Exercise -
Find and copy every line in the records that includes the string "quality".

Listed records -
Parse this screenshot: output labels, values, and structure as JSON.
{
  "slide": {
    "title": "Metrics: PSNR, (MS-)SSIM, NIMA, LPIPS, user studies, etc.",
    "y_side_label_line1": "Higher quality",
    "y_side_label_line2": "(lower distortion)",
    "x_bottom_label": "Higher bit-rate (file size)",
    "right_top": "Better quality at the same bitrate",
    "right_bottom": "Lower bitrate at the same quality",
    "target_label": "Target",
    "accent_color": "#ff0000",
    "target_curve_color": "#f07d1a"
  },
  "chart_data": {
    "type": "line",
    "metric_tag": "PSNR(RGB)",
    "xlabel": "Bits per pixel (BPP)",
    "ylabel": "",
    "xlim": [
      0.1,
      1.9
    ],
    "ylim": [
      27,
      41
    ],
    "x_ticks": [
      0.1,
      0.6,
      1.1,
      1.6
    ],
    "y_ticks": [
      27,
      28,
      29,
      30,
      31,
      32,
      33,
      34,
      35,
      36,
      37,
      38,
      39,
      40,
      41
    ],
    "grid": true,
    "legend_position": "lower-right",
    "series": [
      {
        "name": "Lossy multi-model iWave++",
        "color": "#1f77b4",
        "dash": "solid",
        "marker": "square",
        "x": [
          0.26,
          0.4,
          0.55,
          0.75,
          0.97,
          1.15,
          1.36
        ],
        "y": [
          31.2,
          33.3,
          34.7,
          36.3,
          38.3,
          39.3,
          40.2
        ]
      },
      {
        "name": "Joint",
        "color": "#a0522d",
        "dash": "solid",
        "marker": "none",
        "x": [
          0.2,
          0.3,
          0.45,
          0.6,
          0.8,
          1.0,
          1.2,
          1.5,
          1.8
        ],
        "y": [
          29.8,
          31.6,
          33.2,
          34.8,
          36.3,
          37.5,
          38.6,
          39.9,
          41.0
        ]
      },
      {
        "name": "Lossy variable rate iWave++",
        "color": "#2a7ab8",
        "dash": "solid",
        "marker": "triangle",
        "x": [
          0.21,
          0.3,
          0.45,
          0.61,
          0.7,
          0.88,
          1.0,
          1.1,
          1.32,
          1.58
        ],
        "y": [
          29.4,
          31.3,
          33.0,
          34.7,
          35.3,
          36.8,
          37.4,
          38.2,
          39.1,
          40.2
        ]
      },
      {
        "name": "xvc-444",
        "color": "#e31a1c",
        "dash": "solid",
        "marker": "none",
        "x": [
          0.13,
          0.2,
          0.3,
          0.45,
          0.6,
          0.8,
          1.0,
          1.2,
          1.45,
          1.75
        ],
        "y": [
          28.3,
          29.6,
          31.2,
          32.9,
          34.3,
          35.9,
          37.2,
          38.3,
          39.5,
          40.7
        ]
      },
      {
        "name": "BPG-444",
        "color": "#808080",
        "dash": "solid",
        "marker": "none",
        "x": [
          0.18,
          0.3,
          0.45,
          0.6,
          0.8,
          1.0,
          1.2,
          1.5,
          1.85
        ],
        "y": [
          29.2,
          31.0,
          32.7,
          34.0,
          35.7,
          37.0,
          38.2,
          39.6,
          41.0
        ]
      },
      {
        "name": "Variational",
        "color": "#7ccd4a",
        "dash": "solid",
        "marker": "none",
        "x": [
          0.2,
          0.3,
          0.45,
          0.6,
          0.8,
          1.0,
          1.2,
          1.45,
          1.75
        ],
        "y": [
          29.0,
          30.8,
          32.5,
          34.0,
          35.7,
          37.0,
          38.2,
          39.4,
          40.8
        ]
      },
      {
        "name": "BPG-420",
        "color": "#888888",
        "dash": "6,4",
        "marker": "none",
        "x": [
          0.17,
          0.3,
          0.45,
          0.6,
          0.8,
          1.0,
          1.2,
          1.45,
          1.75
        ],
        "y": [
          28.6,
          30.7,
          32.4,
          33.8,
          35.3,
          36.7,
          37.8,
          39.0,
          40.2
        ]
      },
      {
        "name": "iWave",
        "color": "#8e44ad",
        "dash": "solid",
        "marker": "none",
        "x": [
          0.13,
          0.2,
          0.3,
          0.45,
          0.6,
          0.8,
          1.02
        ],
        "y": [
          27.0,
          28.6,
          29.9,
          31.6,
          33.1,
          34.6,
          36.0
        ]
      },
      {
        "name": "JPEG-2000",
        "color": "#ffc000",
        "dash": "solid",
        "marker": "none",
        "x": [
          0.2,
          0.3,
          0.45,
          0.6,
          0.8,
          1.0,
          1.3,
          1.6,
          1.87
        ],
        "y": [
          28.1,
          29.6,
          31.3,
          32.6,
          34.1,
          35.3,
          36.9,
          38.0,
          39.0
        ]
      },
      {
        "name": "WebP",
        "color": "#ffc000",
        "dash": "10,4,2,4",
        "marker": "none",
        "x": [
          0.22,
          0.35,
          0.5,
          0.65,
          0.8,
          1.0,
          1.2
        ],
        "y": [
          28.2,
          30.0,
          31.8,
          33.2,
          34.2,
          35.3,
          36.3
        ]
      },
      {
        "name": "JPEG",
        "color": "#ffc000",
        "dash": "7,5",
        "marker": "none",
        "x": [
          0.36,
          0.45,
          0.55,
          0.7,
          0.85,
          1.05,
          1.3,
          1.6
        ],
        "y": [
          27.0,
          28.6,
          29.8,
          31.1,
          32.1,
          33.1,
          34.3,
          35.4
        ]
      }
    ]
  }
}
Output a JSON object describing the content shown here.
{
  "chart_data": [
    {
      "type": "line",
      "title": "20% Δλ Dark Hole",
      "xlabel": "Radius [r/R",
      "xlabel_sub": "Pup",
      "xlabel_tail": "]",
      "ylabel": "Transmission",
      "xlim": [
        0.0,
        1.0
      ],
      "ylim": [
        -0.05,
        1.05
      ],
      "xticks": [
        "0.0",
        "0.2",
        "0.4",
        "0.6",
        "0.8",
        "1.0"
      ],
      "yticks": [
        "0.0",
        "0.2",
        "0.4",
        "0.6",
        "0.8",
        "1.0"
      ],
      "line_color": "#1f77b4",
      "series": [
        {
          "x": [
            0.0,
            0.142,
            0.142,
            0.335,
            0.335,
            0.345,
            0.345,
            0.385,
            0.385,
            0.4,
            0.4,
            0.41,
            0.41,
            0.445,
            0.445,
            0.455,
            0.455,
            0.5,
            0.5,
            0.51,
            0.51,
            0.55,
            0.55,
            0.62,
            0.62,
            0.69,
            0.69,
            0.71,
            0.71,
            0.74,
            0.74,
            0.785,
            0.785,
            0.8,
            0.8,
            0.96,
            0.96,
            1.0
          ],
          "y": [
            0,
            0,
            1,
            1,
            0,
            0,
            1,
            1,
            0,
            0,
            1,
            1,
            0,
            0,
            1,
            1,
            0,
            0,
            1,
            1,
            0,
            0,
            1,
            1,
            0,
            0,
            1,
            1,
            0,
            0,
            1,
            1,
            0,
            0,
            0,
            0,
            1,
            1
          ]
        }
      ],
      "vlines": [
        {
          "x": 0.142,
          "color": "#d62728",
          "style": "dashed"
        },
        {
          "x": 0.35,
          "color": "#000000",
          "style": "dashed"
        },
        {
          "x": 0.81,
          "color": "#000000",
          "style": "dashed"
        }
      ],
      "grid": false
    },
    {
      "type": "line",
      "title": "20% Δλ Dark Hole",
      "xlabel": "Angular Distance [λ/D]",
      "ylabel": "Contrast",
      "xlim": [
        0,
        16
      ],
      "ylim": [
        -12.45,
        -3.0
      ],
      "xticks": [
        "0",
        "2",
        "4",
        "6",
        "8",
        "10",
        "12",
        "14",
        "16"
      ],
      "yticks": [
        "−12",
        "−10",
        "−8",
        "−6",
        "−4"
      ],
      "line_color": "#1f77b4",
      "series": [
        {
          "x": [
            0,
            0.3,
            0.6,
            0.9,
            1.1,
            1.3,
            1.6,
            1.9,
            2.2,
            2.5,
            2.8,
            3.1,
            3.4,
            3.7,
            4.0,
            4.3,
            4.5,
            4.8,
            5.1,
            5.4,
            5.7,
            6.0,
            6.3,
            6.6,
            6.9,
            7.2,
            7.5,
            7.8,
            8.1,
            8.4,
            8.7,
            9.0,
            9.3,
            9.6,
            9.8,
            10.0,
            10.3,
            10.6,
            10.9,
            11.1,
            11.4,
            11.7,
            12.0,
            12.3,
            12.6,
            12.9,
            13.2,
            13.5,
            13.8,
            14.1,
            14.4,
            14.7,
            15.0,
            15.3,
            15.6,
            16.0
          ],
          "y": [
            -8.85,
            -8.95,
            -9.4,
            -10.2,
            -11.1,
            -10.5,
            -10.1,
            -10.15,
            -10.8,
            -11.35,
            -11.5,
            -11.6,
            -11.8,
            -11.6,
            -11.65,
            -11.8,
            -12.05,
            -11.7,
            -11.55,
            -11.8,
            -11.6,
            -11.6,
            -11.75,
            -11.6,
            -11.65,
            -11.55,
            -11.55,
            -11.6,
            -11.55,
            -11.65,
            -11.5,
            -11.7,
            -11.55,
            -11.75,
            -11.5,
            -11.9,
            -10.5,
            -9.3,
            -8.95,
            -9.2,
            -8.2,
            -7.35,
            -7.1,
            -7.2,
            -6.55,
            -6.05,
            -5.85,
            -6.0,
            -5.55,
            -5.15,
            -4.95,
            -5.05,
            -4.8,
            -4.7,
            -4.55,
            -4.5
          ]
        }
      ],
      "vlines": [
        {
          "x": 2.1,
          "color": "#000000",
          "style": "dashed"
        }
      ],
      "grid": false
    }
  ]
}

Worked solution -
    "y_side_label_line1": "Higher quality",
    "right_top": "Better quality at the same bitrate",
    "right_bottom": "Lower bitrate at the same quality",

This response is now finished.